Dataset entries:

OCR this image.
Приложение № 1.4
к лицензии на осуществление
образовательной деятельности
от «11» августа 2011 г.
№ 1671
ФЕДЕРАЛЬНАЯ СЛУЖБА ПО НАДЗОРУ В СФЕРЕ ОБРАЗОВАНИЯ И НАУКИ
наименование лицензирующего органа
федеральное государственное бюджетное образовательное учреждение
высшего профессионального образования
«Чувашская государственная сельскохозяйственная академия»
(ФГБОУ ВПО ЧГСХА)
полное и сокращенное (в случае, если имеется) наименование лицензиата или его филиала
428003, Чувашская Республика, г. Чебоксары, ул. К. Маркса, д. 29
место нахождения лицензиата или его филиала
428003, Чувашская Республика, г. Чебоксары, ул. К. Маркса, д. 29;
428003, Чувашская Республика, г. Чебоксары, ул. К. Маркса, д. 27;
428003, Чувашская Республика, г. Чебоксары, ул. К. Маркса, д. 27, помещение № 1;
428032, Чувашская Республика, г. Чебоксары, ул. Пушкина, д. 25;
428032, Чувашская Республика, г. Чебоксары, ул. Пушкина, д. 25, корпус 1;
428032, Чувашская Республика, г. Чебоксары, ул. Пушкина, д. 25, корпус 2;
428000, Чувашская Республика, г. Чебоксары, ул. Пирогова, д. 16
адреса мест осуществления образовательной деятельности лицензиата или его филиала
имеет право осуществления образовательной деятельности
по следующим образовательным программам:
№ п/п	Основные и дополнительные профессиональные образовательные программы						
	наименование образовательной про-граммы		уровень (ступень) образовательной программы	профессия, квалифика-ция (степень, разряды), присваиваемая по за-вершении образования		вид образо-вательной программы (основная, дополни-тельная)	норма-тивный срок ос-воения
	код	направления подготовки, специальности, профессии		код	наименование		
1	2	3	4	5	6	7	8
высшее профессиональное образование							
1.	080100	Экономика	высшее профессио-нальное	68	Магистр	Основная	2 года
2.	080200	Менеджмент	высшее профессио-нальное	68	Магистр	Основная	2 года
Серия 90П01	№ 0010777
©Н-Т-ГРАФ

→ **Aim**
Write out every line of the entries that holds the word "года".

→ **Problem solution**
1.	080100	Экономика	высшее профессио-нальное	68	Магистр	Основная	2 года
2.	080200	Менеджмент	высшее профессио-нальное	68	Магистр	Основная	2 года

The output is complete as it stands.